[Data listing]
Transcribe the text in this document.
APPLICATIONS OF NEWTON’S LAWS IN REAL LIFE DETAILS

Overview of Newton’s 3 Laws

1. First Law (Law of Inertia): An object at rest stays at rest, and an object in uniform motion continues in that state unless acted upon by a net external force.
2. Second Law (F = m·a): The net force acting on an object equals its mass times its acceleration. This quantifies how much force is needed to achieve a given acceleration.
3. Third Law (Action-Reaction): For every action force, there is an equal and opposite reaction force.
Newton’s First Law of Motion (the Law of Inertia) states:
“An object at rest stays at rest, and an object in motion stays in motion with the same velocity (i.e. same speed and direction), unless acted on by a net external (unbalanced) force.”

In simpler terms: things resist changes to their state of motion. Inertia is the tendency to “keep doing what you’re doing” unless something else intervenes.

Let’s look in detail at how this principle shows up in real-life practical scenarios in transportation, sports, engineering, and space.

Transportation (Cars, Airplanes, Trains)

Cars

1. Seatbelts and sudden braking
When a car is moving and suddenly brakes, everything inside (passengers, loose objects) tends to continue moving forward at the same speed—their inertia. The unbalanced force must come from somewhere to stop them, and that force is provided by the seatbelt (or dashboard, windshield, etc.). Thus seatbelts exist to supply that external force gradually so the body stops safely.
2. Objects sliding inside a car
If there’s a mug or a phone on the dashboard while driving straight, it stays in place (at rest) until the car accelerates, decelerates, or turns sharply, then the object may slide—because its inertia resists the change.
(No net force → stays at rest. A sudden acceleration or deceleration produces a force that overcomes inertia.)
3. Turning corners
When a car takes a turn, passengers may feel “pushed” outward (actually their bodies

Exercise task
Once more, set down the full listing, verbatim.

Full output
Transcribe the text in this document.
APPLICATIONS OF NEWTON’S LAWS IN REAL LIFE DETAILS

Overview of Newton’s 3 Laws

1. First Law (Law of Inertia): An object at rest stays at rest, and an object in uniform motion continues in that state unless acted upon by a net external force.
2. Second Law (F = m·a): The net force acting on an object equals its mass times its acceleration. This quantifies how much force is needed to achieve a given acceleration.
3. Third Law (Action-Reaction): For every action force, there is an equal and opposite reaction force.
Newton’s First Law of Motion (the Law of Inertia) states:
“An object at rest stays at rest, and an object in motion stays in motion with the same velocity (i.e. same speed and direction), unless acted on by a net external (unbalanced) force.”

In simpler terms: things resist changes to their state of motion. Inertia is the tendency to “keep doing what you’re doing” unless something else intervenes.

Let’s look in detail at how this principle shows up in real-life practical scenarios in transportation, sports, engineering, and space.

Transportation (Cars, Airplanes, Trains)

Cars

1. Seatbelts and sudden braking
When a car is moving and suddenly brakes, everything inside (passengers, loose objects) tends to continue moving forward at the same speed—their inertia. The unbalanced force must come from somewhere to stop them, and that force is provided by the seatbelt (or dashboard, windshield, etc.). Thus seatbelts exist to supply that external force gradually so the body stops safely.
2. Objects sliding inside a car
If there’s a mug or a phone on the dashboard while driving straight, it stays in place (at rest) until the car accelerates, decelerates, or turns sharply, then the object may slide—because its inertia resists the change.
(No net force → stays at rest. A sudden acceleration or deceleration produces a force that overcomes inertia.)
3. Turning corners
When a car takes a turn, passengers may feel “pushed” outward (actually their bodies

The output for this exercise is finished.